◆ Given exercise
Extract every entry word for word.

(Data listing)
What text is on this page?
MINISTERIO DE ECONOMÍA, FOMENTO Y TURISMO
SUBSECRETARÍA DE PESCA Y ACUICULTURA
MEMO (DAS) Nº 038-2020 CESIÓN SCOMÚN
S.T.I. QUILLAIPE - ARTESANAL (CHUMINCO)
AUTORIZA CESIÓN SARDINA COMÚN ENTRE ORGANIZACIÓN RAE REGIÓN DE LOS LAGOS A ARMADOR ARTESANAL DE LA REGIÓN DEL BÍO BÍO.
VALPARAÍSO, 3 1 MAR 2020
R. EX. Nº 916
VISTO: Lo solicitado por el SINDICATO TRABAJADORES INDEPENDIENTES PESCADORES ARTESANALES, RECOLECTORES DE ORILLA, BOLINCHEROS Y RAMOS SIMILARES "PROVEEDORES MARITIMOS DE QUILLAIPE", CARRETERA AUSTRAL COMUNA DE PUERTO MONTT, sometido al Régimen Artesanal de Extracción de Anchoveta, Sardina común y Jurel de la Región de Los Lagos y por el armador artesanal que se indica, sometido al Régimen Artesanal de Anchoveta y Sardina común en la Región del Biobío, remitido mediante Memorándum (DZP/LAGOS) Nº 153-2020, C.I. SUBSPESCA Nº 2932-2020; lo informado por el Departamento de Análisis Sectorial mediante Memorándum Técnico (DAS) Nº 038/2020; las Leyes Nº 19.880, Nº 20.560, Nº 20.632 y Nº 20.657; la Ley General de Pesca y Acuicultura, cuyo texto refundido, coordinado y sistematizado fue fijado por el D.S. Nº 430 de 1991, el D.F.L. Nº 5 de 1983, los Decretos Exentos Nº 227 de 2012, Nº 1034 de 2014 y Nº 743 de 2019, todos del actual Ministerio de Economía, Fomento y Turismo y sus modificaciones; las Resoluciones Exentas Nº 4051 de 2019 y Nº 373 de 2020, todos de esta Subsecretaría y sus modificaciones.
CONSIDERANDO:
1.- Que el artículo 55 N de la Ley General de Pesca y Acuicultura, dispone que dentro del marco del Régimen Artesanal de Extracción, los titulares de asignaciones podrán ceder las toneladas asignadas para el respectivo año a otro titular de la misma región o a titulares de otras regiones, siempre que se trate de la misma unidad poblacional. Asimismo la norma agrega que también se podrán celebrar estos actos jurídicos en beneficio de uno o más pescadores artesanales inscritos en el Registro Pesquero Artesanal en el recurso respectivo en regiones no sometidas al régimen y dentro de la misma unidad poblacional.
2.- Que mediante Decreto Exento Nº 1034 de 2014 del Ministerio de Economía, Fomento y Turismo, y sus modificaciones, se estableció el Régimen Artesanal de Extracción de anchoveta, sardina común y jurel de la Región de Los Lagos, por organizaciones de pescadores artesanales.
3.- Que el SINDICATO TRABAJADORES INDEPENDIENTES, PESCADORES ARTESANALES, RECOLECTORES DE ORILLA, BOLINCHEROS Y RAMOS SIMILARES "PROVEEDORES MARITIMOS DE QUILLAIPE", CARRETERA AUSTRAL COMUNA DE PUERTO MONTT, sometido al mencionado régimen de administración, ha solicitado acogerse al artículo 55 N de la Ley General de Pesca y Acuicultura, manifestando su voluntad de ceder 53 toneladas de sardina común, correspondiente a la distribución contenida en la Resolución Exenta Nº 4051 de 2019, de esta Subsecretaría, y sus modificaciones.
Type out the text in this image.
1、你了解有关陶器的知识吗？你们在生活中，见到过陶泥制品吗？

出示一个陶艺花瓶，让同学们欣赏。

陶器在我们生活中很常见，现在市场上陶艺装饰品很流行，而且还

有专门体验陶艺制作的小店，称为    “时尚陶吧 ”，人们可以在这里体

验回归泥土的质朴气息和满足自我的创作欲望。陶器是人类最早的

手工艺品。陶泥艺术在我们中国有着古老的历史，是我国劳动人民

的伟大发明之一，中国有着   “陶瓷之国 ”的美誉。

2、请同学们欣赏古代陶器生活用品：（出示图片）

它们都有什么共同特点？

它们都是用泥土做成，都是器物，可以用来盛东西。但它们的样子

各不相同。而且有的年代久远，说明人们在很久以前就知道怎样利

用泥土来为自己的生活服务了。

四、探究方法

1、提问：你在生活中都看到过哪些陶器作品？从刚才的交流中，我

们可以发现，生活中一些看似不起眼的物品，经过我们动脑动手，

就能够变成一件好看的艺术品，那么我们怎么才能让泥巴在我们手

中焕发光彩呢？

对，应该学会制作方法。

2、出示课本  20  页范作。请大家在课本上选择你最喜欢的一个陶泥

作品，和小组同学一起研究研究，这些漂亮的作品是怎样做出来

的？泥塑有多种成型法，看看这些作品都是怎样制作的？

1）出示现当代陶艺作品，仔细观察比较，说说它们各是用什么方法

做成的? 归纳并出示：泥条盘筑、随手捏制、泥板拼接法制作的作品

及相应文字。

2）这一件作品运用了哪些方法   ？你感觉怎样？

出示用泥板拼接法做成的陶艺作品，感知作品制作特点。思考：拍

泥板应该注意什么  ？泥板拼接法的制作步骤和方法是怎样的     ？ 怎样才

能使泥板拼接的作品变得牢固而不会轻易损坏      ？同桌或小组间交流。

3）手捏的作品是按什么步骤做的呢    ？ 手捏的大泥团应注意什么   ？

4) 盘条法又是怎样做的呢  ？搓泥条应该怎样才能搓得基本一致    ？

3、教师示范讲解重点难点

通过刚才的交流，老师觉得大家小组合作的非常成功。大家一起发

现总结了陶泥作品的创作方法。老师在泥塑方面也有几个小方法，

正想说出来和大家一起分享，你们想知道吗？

◆ Solved exercise
What text is on this page?
MINISTERIO DE ECONOMÍA, FOMENTO Y TURISMO
SUBSECRETARÍA DE PESCA Y ACUICULTURA
MEMO (DAS) Nº 038-2020 CESIÓN SCOMÚN
S.T.I. QUILLAIPE - ARTESANAL (CHUMINCO)
AUTORIZA CESIÓN SARDINA COMÚN ENTRE ORGANIZACIÓN RAE REGIÓN DE LOS LAGOS A ARMADOR ARTESANAL DE LA REGIÓN DEL BÍO BÍO.
VALPARAÍSO, 3 1 MAR 2020
R. EX. Nº 916
VISTO: Lo solicitado por el SINDICATO TRABAJADORES INDEPENDIENTES PESCADORES ARTESANALES, RECOLECTORES DE ORILLA, BOLINCHEROS Y RAMOS SIMILARES "PROVEEDORES MARITIMOS DE QUILLAIPE", CARRETERA AUSTRAL COMUNA DE PUERTO MONTT, sometido al Régimen Artesanal de Extracción de Anchoveta, Sardina común y Jurel de la Región de Los Lagos y por el armador artesanal que se indica, sometido al Régimen Artesanal de Anchoveta y Sardina común en la Región del Biobío, remitido mediante Memorándum (DZP/LAGOS) Nº 153-2020, C.I. SUBSPESCA Nº 2932-2020; lo informado por el Departamento de Análisis Sectorial mediante Memorándum Técnico (DAS) Nº 038/2020; las Leyes Nº 19.880, Nº 20.560, Nº 20.632 y Nº 20.657; la Ley General de Pesca y Acuicultura, cuyo texto refundido, coordinado y sistematizado fue fijado por el D.S. Nº 430 de 1991, el D.F.L. Nº 5 de 1983, los Decretos Exentos Nº 227 de 2012, Nº 1034 de 2014 y Nº 743 de 2019, todos del actual Ministerio de Economía, Fomento y Turismo y sus modificaciones; las Resoluciones Exentas Nº 4051 de 2019 y Nº 373 de 2020, todos de esta Subsecretaría y sus modificaciones.
CONSIDERANDO:
1.- Que el artículo 55 N de la Ley General de Pesca y Acuicultura, dispone que dentro del marco del Régimen Artesanal de Extracción, los titulares de asignaciones podrán ceder las toneladas asignadas para el respectivo año a otro titular de la misma región o a titulares de otras regiones, siempre que se trate de la misma unidad poblacional. Asimismo la norma agrega que también se podrán celebrar estos actos jurídicos en beneficio de uno o más pescadores artesanales inscritos en el Registro Pesquero Artesanal en el recurso respectivo en regiones no sometidas al régimen y dentro de la misma unidad poblacional.
2.- Que mediante Decreto Exento Nº 1034 de 2014 del Ministerio de Economía, Fomento y Turismo, y sus modificaciones, se estableció el Régimen Artesanal de Extracción de anchoveta, sardina común y jurel de la Región de Los Lagos, por organizaciones de pescadores artesanales.
3.- Que el SINDICATO TRABAJADORES INDEPENDIENTES, PESCADORES ARTESANALES, RECOLECTORES DE ORILLA, BOLINCHEROS Y RAMOS SIMILARES "PROVEEDORES MARITIMOS DE QUILLAIPE", CARRETERA AUSTRAL COMUNA DE PUERTO MONTT, sometido al mencionado régimen de administración, ha solicitado acogerse al artículo 55 N de la Ley General de Pesca y Acuicultura, manifestando su voluntad de ceder 53 toneladas de sardina común, correspondiente a la distribución contenida en la Resolución Exenta Nº 4051 de 2019, de esta Subsecretaría, y sus modificaciones.
Type out the text in this image.
1、你了解有关陶器的知识吗？你们在生活中，见到过陶泥制品吗？

出示一个陶艺花瓶，让同学们欣赏。

陶器在我们生活中很常见，现在市场上陶艺装饰品很流行，而且还

有专门体验陶艺制作的小店，称为    “时尚陶吧 ”，人们可以在这里体

验回归泥土的质朴气息和满足自我的创作欲望。陶器是人类最早的

手工艺品。陶泥艺术在我们中国有着古老的历史，是我国劳动人民

的伟大发明之一，中国有着   “陶瓷之国 ”的美誉。

2、请同学们欣赏古代陶器生活用品：（出示图片）

它们都有什么共同特点？

它们都是用泥土做成，都是器物，可以用来盛东西。但它们的样子

各不相同。而且有的年代久远，说明人们在很久以前就知道怎样利

用泥土来为自己的生活服务了。

四、探究方法

1、提问：你在生活中都看到过哪些陶器作品？从刚才的交流中，我

们可以发现，生活中一些看似不起眼的物品，经过我们动脑动手，

就能够变成一件好看的艺术品，那么我们怎么才能让泥巴在我们手

中焕发光彩呢？

对，应该学会制作方法。

2、出示课本  20  页范作。请大家在课本上选择你最喜欢的一个陶泥

作品，和小组同学一起研究研究，这些漂亮的作品是怎样做出来

的？泥塑有多种成型法，看看这些作品都是怎样制作的？

1）出示现当代陶艺作品，仔细观察比较，说说它们各是用什么方法

做成的? 归纳并出示：泥条盘筑、随手捏制、泥板拼接法制作的作品

及相应文字。

2）这一件作品运用了哪些方法   ？你感觉怎样？

出示用泥板拼接法做成的陶艺作品，感知作品制作特点。思考：拍

泥板应该注意什么  ？泥板拼接法的制作步骤和方法是怎样的     ？ 怎样才

能使泥板拼接的作品变得牢固而不会轻易损坏      ？同桌或小组间交流。

3）手捏的作品是按什么步骤做的呢    ？ 手捏的大泥团应注意什么   ？

4) 盘条法又是怎样做的呢  ？搓泥条应该怎样才能搓得基本一致    ？

3、教师示范讲解重点难点

通过刚才的交流，老师觉得大家小组合作的非常成功。大家一起发

现总结了陶泥作品的创作方法。老师在泥塑方面也有几个小方法，

正想说出来和大家一起分享，你们想知道吗？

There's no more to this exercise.